- **What is expected**: Each line below must be set down exactly; omit any image you find.

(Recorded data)
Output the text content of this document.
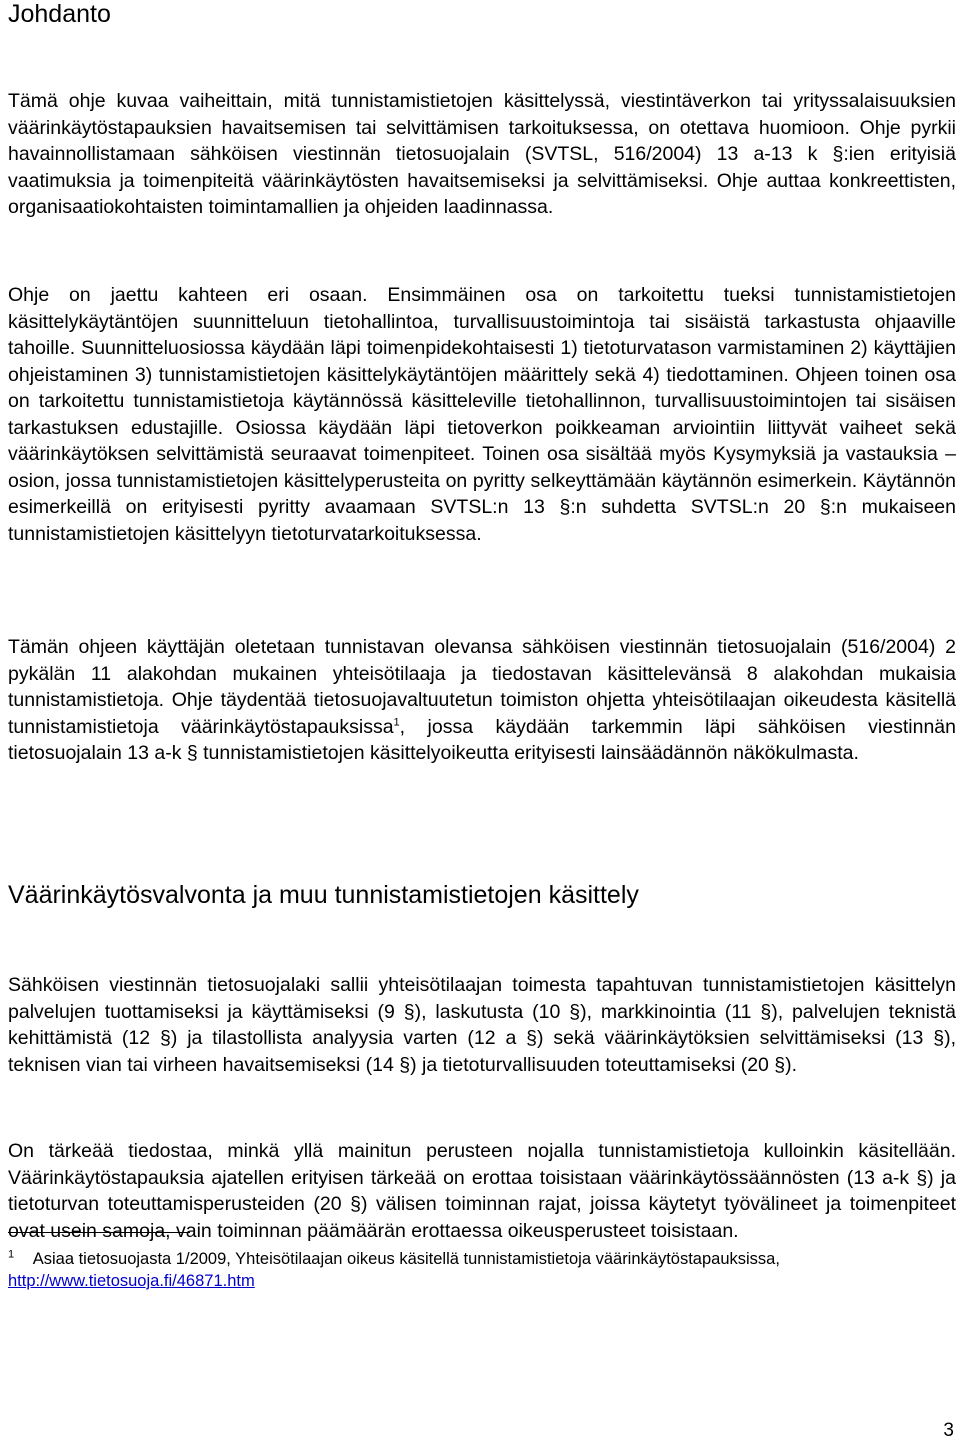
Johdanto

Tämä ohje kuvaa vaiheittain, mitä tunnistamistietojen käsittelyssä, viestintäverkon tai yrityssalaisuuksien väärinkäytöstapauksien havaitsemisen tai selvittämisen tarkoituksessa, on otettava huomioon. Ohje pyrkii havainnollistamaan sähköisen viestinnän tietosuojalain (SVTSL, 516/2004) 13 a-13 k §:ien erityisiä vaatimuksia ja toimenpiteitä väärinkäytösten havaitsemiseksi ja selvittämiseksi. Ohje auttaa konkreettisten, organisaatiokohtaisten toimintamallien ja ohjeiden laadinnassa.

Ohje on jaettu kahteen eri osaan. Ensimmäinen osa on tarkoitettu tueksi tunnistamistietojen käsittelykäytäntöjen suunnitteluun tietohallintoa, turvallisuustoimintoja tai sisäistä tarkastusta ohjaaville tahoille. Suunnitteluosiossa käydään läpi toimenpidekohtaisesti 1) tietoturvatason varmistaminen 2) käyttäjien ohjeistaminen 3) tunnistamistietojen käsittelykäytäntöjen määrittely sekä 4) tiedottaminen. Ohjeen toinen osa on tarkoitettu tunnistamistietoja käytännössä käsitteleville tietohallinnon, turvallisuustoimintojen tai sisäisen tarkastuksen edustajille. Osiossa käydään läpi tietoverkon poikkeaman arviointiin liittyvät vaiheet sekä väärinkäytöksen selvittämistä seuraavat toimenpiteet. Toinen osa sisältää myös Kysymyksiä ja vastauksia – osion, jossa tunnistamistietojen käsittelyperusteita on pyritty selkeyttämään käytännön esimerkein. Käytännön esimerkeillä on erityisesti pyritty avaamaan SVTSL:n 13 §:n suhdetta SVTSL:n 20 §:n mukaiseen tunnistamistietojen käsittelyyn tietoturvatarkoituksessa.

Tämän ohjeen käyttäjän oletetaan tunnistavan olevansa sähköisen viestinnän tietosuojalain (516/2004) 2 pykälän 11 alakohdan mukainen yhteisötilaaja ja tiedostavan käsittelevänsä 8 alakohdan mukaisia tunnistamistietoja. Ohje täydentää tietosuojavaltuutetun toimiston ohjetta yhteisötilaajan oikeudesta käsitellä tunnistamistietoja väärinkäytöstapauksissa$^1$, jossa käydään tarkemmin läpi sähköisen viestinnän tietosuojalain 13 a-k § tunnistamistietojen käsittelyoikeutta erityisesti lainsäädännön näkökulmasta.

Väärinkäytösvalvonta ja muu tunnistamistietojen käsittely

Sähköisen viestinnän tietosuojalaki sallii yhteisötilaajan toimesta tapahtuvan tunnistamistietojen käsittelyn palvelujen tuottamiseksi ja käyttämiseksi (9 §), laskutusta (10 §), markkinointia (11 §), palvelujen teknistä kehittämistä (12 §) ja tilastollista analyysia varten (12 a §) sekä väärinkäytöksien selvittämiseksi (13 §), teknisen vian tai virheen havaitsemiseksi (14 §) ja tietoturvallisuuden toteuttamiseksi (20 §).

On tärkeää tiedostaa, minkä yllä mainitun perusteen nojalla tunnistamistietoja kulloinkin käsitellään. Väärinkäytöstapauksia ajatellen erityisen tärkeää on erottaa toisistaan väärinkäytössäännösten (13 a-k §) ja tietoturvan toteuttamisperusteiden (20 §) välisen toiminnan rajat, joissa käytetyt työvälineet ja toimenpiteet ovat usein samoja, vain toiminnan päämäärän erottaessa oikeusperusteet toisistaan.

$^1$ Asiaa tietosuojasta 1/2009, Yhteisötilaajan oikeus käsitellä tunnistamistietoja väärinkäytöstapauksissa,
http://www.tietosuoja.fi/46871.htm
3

- **Output for this task**:
Output the text content of this document.
Johdanto

Tämä ohje kuvaa vaiheittain, mitä tunnistamistietojen käsittelyssä, viestintäverkon tai yrityssalaisuuksien väärinkäytöstapauksien havaitsemisen tai selvittämisen tarkoituksessa, on otettava huomioon. Ohje pyrkii havainnollistamaan sähköisen viestinnän tietosuojalain (SVTSL, 516/2004) 13 a-13 k §:ien erityisiä vaatimuksia ja toimenpiteitä väärinkäytösten havaitsemiseksi ja selvittämiseksi. Ohje auttaa konkreettisten, organisaatiokohtaisten toimintamallien ja ohjeiden laadinnassa.

Ohje on jaettu kahteen eri osaan. Ensimmäinen osa on tarkoitettu tueksi tunnistamistietojen käsittelykäytäntöjen suunnitteluun tietohallintoa, turvallisuustoimintoja tai sisäistä tarkastusta ohjaaville tahoille. Suunnitteluosiossa käydään läpi toimenpidekohtaisesti 1) tietoturvatason varmistaminen 2) käyttäjien ohjeistaminen 3) tunnistamistietojen käsittelykäytäntöjen määrittely sekä 4) tiedottaminen. Ohjeen toinen osa on tarkoitettu tunnistamistietoja käytännössä käsitteleville tietohallinnon, turvallisuustoimintojen tai sisäisen tarkastuksen edustajille. Osiossa käydään läpi tietoverkon poikkeaman arviointiin liittyvät vaiheet sekä väärinkäytöksen selvittämistä seuraavat toimenpiteet. Toinen osa sisältää myös Kysymyksiä ja vastauksia – osion, jossa tunnistamistietojen käsittelyperusteita on pyritty selkeyttämään käytännön esimerkein. Käytännön esimerkeillä on erityisesti pyritty avaamaan SVTSL:n 13 §:n suhdetta SVTSL:n 20 §:n mukaiseen tunnistamistietojen käsittelyyn tietoturvatarkoituksessa.

Tämän ohjeen käyttäjän oletetaan tunnistavan olevansa sähköisen viestinnän tietosuojalain (516/2004) 2 pykälän 11 alakohdan mukainen yhteisötilaaja ja tiedostavan käsittelevänsä 8 alakohdan mukaisia tunnistamistietoja. Ohje täydentää tietosuojavaltuutetun toimiston ohjetta yhteisötilaajan oikeudesta käsitellä tunnistamistietoja väärinkäytöstapauksissa$^1$, jossa käydään tarkemmin läpi sähköisen viestinnän tietosuojalain 13 a-k § tunnistamistietojen käsittelyoikeutta erityisesti lainsäädännön näkökulmasta.

Väärinkäytösvalvonta ja muu tunnistamistietojen käsittely

Sähköisen viestinnän tietosuojalaki sallii yhteisötilaajan toimesta tapahtuvan tunnistamistietojen käsittelyn palvelujen tuottamiseksi ja käyttämiseksi (9 §), laskutusta (10 §), markkinointia (11 §), palvelujen teknistä kehittämistä (12 §) ja tilastollista analyysia varten (12 a §) sekä väärinkäytöksien selvittämiseksi (13 §), teknisen vian tai virheen havaitsemiseksi (14 §) ja tietoturvallisuuden toteuttamiseksi (20 §).

On tärkeää tiedostaa, minkä yllä mainitun perusteen nojalla tunnistamistietoja kulloinkin käsitellään. Väärinkäytöstapauksia ajatellen erityisen tärkeää on erottaa toisistaan väärinkäytössäännösten (13 a-k §) ja tietoturvan toteuttamisperusteiden (20 §) välisen toiminnan rajat, joissa käytetyt työvälineet ja toimenpiteet ovat usein samoja, vain toiminnan päämäärän erottaessa oikeusperusteet toisistaan.

$^1$ Asiaa tietosuojasta 1/2009, Yhteisötilaajan oikeus käsitellä tunnistamistietoja väärinkäytöstapauksissa,
http://www.tietosuoja.fi/46871.htm
3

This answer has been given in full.